Supplied text:
********

And what are those formulas doing, by the way? They’re computing monthly traffic changes by airline from 2011 to 2012, performing a couple of VLOOKUPs on the data that track down month/airline numbers in the two sheets, subtracting 2011 from 2012, and dividing by the former year to stoke the percentages. Now consider the D$3 recurrently referenced in the formula strung together in D6, for example:
=(VLOOKUP($A6,’European Airlines 2012 Pax’!$A:$N,D$3,FALSE)-VLOOKUP($A6,’European Airlines 2011 Pax’!$A:$N,’European Airlines 2012 vly’!D$3,FALSE))/VLOOKUP($A6,’European Airlines 2011 Pax’!$A:$N,’European Airlines 2012 vly’!D$3,FALSE)

********

Source material:

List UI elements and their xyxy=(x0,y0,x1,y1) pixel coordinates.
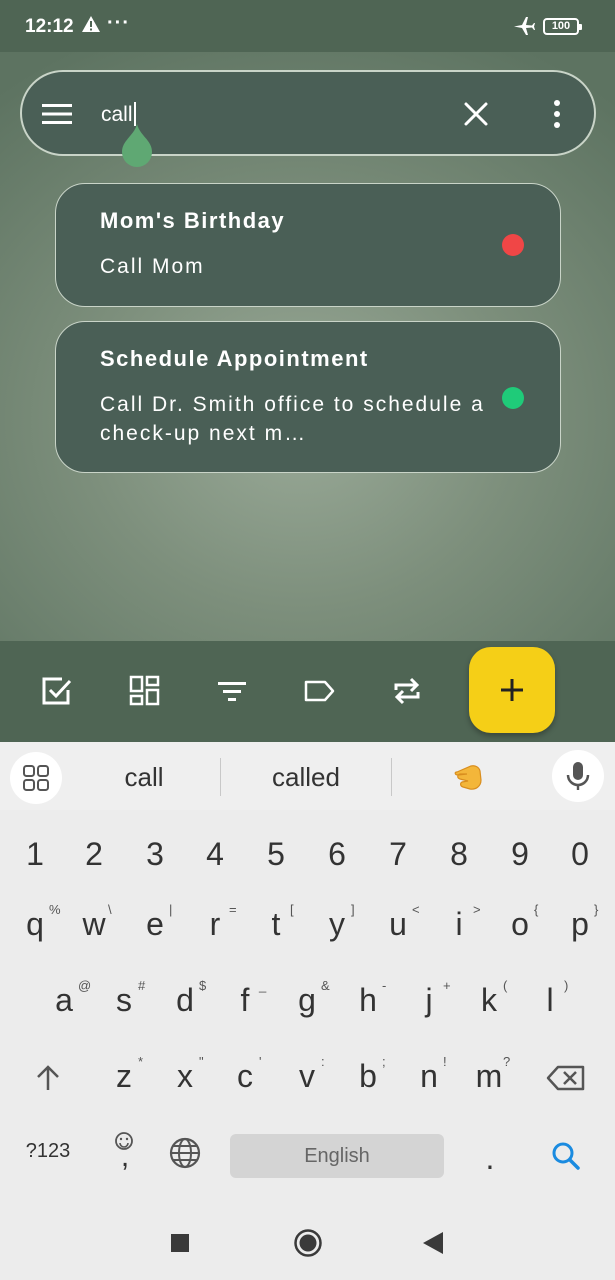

********

Objectives:
1 - According to the excerpt on airline traffic formulas, what do the formulas compute?
2 - Carry on the excerpt about the airline traffic formulas from the point where it stops.

Answers by task:
1 - They compute monthly traffic changes by airline from 2011 to 2012.

2 -
It points to one of a bank of hidden values (i.e. green numbers made to disappear into green cell fills) ranging across C3:N3, each one naming the lookup column number of the month below it in row 4. Thus in our formula the D$3 returns 4, directing the lookup to find its appointed value in the column topped by February. It seems to me that a rewrite might instill a quantum of elegance to the matter, by dropping MATCH into the mix in lieu of that D$3, e.g, for the first term of the formula:

=(VLOOKUP($A6,’European Airlines 2012 Pax’!$A:$N,MATCH(D$4,$A$4:$N$4,0),FALSE)

(For a run-through of MATCH look here. MATCH identifies the position, conveyed in numeric terms, of a searched-for value in a single-columned range or array. In the instance above, MATCH finds that the entry in D4 – February – is 4.)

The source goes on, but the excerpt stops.